> Task requirements
Repeat the entire listing exactly as written.

....

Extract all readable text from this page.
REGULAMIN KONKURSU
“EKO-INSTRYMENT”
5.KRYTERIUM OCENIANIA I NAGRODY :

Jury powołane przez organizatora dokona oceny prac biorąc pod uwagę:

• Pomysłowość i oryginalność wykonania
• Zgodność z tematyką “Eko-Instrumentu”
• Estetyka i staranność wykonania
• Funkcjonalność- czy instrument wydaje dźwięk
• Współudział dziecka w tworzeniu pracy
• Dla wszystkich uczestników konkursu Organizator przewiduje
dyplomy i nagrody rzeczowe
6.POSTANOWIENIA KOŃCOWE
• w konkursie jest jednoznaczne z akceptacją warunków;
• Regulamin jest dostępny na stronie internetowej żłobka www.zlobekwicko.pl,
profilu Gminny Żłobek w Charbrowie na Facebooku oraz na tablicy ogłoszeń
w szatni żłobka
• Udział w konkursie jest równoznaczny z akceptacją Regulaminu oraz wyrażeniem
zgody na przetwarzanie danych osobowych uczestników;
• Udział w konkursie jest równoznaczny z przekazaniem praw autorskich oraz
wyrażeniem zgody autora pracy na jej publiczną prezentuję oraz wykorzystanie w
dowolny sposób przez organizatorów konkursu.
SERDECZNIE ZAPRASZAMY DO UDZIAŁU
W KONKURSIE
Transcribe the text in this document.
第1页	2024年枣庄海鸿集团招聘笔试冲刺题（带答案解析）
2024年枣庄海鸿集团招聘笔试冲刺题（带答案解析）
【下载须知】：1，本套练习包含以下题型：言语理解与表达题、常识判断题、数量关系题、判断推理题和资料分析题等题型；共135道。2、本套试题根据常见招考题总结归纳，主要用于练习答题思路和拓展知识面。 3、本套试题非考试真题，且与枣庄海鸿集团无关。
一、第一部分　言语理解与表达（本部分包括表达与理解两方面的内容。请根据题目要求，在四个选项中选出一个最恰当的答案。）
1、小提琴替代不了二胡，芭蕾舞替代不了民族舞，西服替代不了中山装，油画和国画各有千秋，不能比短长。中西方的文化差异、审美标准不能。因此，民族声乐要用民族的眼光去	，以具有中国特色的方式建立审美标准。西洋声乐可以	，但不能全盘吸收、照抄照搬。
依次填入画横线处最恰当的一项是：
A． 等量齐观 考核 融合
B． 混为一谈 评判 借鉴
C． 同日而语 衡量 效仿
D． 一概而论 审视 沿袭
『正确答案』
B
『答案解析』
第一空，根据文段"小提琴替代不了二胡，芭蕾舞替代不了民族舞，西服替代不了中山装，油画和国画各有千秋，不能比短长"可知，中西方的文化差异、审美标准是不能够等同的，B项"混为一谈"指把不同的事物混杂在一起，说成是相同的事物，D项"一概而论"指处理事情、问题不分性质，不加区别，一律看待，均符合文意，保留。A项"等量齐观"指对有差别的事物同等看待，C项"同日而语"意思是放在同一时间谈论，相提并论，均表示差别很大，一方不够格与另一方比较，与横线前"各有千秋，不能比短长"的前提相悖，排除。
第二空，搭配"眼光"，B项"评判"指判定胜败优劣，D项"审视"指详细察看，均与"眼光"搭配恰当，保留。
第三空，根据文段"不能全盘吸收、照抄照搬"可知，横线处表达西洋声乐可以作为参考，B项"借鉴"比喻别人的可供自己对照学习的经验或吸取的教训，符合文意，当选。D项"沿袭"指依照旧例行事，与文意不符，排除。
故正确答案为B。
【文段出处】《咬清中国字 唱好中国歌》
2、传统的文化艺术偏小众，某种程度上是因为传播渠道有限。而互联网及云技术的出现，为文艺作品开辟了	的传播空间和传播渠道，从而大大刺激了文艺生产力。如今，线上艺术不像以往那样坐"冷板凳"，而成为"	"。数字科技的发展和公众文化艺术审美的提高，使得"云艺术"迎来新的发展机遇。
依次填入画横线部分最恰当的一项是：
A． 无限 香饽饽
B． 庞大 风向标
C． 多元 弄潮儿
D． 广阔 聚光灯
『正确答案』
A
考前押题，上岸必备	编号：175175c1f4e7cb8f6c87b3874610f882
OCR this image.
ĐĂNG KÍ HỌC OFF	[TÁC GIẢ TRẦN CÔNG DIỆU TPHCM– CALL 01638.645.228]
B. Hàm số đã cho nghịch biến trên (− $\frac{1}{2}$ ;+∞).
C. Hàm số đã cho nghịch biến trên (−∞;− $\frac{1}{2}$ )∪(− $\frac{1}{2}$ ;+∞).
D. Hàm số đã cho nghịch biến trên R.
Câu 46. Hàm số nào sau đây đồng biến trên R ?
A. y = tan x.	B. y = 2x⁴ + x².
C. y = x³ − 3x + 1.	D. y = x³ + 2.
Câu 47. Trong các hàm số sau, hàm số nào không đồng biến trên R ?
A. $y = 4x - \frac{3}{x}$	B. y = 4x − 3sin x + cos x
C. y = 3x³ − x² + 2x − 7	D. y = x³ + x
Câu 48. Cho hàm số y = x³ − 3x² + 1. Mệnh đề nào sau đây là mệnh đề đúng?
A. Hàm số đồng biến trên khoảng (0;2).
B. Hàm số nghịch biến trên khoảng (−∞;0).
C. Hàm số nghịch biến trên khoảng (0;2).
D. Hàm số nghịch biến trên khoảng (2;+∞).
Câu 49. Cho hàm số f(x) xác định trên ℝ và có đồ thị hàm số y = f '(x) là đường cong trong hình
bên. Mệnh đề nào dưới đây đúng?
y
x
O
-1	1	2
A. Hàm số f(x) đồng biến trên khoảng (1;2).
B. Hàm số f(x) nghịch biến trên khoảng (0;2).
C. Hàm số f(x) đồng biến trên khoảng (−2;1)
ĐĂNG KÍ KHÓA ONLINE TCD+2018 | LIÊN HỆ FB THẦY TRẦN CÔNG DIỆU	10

....

> Exercise output
Extract all readable text from this page.
REGULAMIN KONKURSU
“EKO-INSTRYMENT”
5.KRYTERIUM OCENIANIA I NAGRODY :

Jury powołane przez organizatora dokona oceny prac biorąc pod uwagę:

• Pomysłowość i oryginalność wykonania
• Zgodność z tematyką “Eko-Instrumentu”
• Estetyka i staranność wykonania
• Funkcjonalność- czy instrument wydaje dźwięk
• Współudział dziecka w tworzeniu pracy
• Dla wszystkich uczestników konkursu Organizator przewiduje
dyplomy i nagrody rzeczowe
6.POSTANOWIENIA KOŃCOWE
• w konkursie jest jednoznaczne z akceptacją warunków;
• Regulamin jest dostępny na stronie internetowej żłobka www.zlobekwicko.pl,
profilu Gminny Żłobek w Charbrowie na Facebooku oraz na tablicy ogłoszeń
w szatni żłobka
• Udział w konkursie jest równoznaczny z akceptacją Regulaminu oraz wyrażeniem
zgody na przetwarzanie danych osobowych uczestników;
• Udział w konkursie jest równoznaczny z przekazaniem praw autorskich oraz
wyrażeniem zgody autora pracy na jej publiczną prezentuję oraz wykorzystanie w
dowolny sposób przez organizatorów konkursu.
SERDECZNIE ZAPRASZAMY DO UDZIAŁU
W KONKURSIE
Transcribe the text in this document.
第1页	2024年枣庄海鸿集团招聘笔试冲刺题（带答案解析）
2024年枣庄海鸿集团招聘笔试冲刺题（带答案解析）
【下载须知】：1，本套练习包含以下题型：言语理解与表达题、常识判断题、数量关系题、判断推理题和资料分析题等题型；共135道。2、本套试题根据常见招考题总结归纳，主要用于练习答题思路和拓展知识面。 3、本套试题非考试真题，且与枣庄海鸿集团无关。
一、第一部分　言语理解与表达（本部分包括表达与理解两方面的内容。请根据题目要求，在四个选项中选出一个最恰当的答案。）
1、小提琴替代不了二胡，芭蕾舞替代不了民族舞，西服替代不了中山装，油画和国画各有千秋，不能比短长。中西方的文化差异、审美标准不能。因此，民族声乐要用民族的眼光去	，以具有中国特色的方式建立审美标准。西洋声乐可以	，但不能全盘吸收、照抄照搬。
依次填入画横线处最恰当的一项是：
A． 等量齐观 考核 融合
B． 混为一谈 评判 借鉴
C． 同日而语 衡量 效仿
D． 一概而论 审视 沿袭
『正确答案』
B
『答案解析』
第一空，根据文段"小提琴替代不了二胡，芭蕾舞替代不了民族舞，西服替代不了中山装，油画和国画各有千秋，不能比短长"可知，中西方的文化差异、审美标准是不能够等同的，B项"混为一谈"指把不同的事物混杂在一起，说成是相同的事物，D项"一概而论"指处理事情、问题不分性质，不加区别，一律看待，均符合文意，保留。A项"等量齐观"指对有差别的事物同等看待，C项"同日而语"意思是放在同一时间谈论，相提并论，均表示差别很大，一方不够格与另一方比较，与横线前"各有千秋，不能比短长"的前提相悖，排除。
第二空，搭配"眼光"，B项"评判"指判定胜败优劣，D项"审视"指详细察看，均与"眼光"搭配恰当，保留。
第三空，根据文段"不能全盘吸收、照抄照搬"可知，横线处表达西洋声乐可以作为参考，B项"借鉴"比喻别人的可供自己对照学习的经验或吸取的教训，符合文意，当选。D项"沿袭"指依照旧例行事，与文意不符，排除。
故正确答案为B。
【文段出处】《咬清中国字 唱好中国歌》
2、传统的文化艺术偏小众，某种程度上是因为传播渠道有限。而互联网及云技术的出现，为文艺作品开辟了	的传播空间和传播渠道，从而大大刺激了文艺生产力。如今，线上艺术不像以往那样坐"冷板凳"，而成为"	"。数字科技的发展和公众文化艺术审美的提高，使得"云艺术"迎来新的发展机遇。
依次填入画横线部分最恰当的一项是：
A． 无限 香饽饽
B． 庞大 风向标
C． 多元 弄潮儿
D． 广阔 聚光灯
『正确答案』
A
考前押题，上岸必备	编号：175175c1f4e7cb8f6c87b3874610f882
OCR this image.
ĐĂNG KÍ HỌC OFF	[TÁC GIẢ TRẦN CÔNG DIỆU TPHCM– CALL 01638.645.228]
B. Hàm số đã cho nghịch biến trên (− $\frac{1}{2}$ ;+∞).
C. Hàm số đã cho nghịch biến trên (−∞;− $\frac{1}{2}$ )∪(− $\frac{1}{2}$ ;+∞).
D. Hàm số đã cho nghịch biến trên R.
Câu 46. Hàm số nào sau đây đồng biến trên R ?
A. y = tan x.	B. y = 2x⁴ + x².
C. y = x³ − 3x + 1.	D. y = x³ + 2.
Câu 47. Trong các hàm số sau, hàm số nào không đồng biến trên R ?
A. $y = 4x - \frac{3}{x}$	B. y = 4x − 3sin x + cos x
C. y = 3x³ − x² + 2x − 7	D. y = x³ + x
Câu 48. Cho hàm số y = x³ − 3x² + 1. Mệnh đề nào sau đây là mệnh đề đúng?
A. Hàm số đồng biến trên khoảng (0;2).
B. Hàm số nghịch biến trên khoảng (−∞;0).
C. Hàm số nghịch biến trên khoảng (0;2).
D. Hàm số nghịch biến trên khoảng (2;+∞).
Câu 49. Cho hàm số f(x) xác định trên ℝ và có đồ thị hàm số y = f '(x) là đường cong trong hình
bên. Mệnh đề nào dưới đây đúng?
y
x
O
-1	1	2
A. Hàm số f(x) đồng biến trên khoảng (1;2).
B. Hàm số f(x) nghịch biến trên khoảng (0;2).
C. Hàm số f(x) đồng biến trên khoảng (−2;1)
ĐĂNG KÍ KHÓA ONLINE TCD+2018 | LIÊN HỆ FB THẦY TRẦN CÔNG DIỆU	10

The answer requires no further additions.